ついでに『江~姫たちの戦国~』(2011)、『八重の桜』(2013)、『軍師官兵衛』(2014)、『花燃ゆ』(2015)の感想も。
あとは爺放談?

いつもの出演者ロールでは政宗から二枚目の成実が、今回は家康の前に置かれました。
きっと次回から最終回まで成実がトリを張るのですね。

『独眼竜政宗』が大河ドラマの最高傑作である理由のひとつは、歴史上の通説(いわゆる史実)にこだわることなく、そこここにオリジナルの展開(つまりは史実でないこと)を挿入しながらドラマをより深くより面白いものにする事に成功しているからです。
お東の政宗毒殺未遂しかり。
成実妻子の自害しかり。
そして今回の、家康による政宗の副将軍推挙もその一つなのでしょう。

ナレーション「元和二年正月に発病した徳川家康は、七十五歳の老齢でもあり徐々に悪化する病状から死をはっきりと自覚していた」

駿府城、春

徳川家康「風流じゃのう。死出の旅路に花見を楽しむ」
今井宗薫「縁起でもござりませぬ。上様は快方に向こうておられまする」


宗薫は家康を大御所ではなく上様と呼ぶのですね?

家康「出まかせを申すな」
宗薫「いえいえ、薬師(くすし)がそう申しております」
家康「武士は散り際が肝要じゃ。この桜を見よ、見事ではないか」
柳生宗矩「伊達の少将がお見えでござりまする」
家康「ん、わかっておる。伊予の蜜柑はことのほか旨かった」
政宗「かたじけのうございまする」
家康「政宗」
政宗「は」
家康「秀忠をどう思う?将軍として些か強さに欠けるとは思わぬか」
政宗「いえ、決して」
家康「泰平の世の将軍はあれでよいのだ。優れた家臣に支えられて只々聡明であればよい。聡は聞く、明は見る。良い耳と良い目を持つのじゃ。将軍は覇者ではない、王者でなければならぬ」


その後の徳川十五代に聡明な王者がどれだけいたのでしょうか?

政宗「恐れ入りました。潔くも尊いお言葉を承りいちいち感服仕りました」

::::

#### [課題内容]
次の1.〜3.の記述が本文と一致するかを「はい」か「いいえ」で判定してください。各判定には、決め手となった本文の語句を一字一句変えずに引用して添えてください。
1. 今井宗薫は家康を「大御所」と呼んでいる。
2. 家康は伊予の蜜柑がことのほか旨かったと述べている。
3. 今回の出演者ロールでは、成実は家康の後に置かれた。
レコードは本文とは独立した別の資料です。

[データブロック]
::::

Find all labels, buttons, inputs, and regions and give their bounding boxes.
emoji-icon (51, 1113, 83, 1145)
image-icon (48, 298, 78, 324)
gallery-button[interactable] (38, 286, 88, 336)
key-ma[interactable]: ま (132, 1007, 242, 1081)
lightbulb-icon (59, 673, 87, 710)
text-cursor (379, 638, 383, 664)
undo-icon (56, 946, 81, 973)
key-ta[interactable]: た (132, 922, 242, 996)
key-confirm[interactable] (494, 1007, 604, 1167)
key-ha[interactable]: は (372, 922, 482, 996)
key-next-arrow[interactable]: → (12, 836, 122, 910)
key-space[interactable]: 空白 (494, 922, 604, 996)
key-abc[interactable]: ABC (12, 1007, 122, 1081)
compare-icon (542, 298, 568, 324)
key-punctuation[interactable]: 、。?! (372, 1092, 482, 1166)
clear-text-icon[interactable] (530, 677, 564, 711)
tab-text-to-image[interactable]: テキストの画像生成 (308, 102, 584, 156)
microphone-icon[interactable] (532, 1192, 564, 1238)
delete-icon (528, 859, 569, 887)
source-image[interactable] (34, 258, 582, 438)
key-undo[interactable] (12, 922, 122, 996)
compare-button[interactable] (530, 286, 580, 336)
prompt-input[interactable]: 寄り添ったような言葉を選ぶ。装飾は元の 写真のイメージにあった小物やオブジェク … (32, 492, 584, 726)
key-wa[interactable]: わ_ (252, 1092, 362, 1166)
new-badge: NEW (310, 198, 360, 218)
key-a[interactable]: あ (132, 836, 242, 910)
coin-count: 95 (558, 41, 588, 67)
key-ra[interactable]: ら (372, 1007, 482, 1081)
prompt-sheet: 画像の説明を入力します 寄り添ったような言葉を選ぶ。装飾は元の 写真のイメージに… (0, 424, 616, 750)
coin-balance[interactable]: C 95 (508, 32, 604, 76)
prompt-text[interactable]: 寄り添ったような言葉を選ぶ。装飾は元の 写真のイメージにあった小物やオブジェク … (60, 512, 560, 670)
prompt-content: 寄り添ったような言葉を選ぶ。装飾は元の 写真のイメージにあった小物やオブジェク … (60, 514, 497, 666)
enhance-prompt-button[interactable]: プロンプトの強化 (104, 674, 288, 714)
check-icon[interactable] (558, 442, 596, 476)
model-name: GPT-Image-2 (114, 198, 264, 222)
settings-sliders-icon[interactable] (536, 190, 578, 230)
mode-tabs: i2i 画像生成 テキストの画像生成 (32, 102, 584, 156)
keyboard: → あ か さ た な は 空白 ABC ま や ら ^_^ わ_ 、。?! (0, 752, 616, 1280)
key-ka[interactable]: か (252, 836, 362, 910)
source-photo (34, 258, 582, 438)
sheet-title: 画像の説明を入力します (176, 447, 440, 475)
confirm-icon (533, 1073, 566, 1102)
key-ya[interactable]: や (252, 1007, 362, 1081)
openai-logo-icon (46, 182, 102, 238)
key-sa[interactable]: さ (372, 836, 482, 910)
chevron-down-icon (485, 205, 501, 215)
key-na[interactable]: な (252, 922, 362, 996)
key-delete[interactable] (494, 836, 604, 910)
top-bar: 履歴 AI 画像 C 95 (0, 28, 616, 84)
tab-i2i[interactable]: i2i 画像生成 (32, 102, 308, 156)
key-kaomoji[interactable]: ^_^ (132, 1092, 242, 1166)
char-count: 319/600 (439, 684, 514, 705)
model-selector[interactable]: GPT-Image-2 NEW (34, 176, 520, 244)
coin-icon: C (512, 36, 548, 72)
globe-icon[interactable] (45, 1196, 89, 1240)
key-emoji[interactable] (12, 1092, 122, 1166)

::::

#### [出力結果]
1. いいえ:「宗薫は家康を大御所ではなく上様と呼ぶのですね?」
2. はい:「伊予の蜜柑はことのほか旨かった」
3. いいえ:「今回は家康の前に置かれました」